Problem description
Copy out, from the entries below, each line holding the string "Подпись".
** start **
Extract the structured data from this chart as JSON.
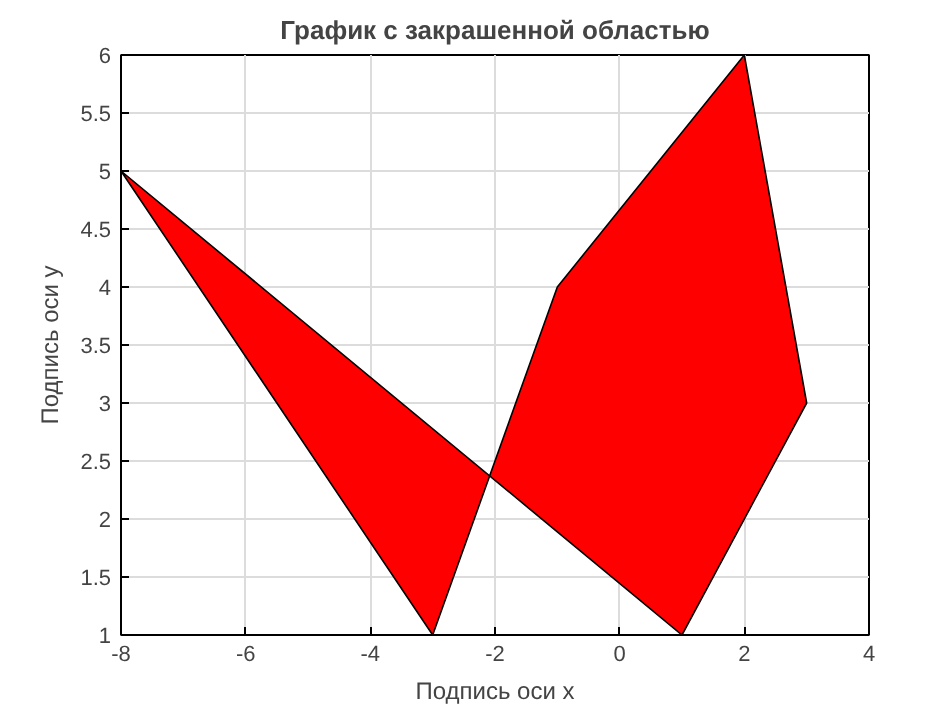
{
  "chart_data": {
    "type": "area",
    "title": "График с закрашенной областью",
    "xlabel": "Подпись оси x",
    "ylabel": "Подпись оси y",
    "series": [
      {
        "color": "#ff0000",
        "x": [
          -8,
          1,
          3,
          2,
          -1,
          -3
        ],
        "values": [
          5,
          1,
          3,
          6,
          4,
          1
        ]
      }
    ],
    "xlim": [
      -8,
      4
    ],
    "ylim": [
      1,
      6
    ],
    "xticks": [
      -8,
      -6,
      -4,
      -2,
      0,
      2,
      4
    ],
    "yticks": [
      1,
      1.5,
      2,
      2.5,
      3,
      3.5,
      4,
      4.5,
      5,
      5.5,
      6
    ],
    "grid": true
  }
}
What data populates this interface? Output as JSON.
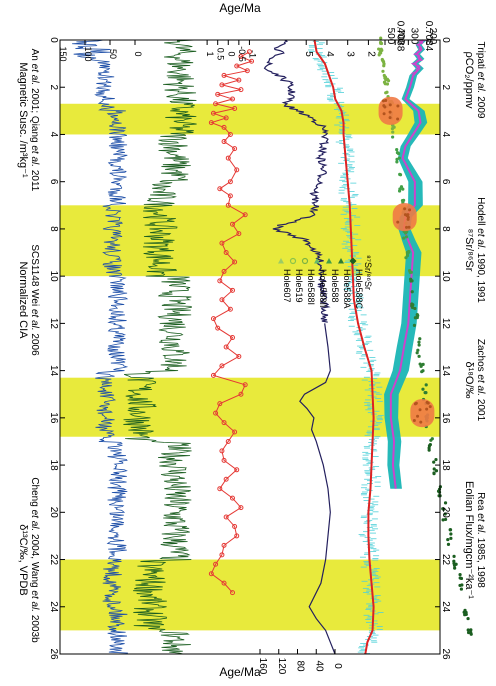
** end **
Result of this task
    "xlabel": "Подпись оси x",
    "ylabel": "Подпись оси y",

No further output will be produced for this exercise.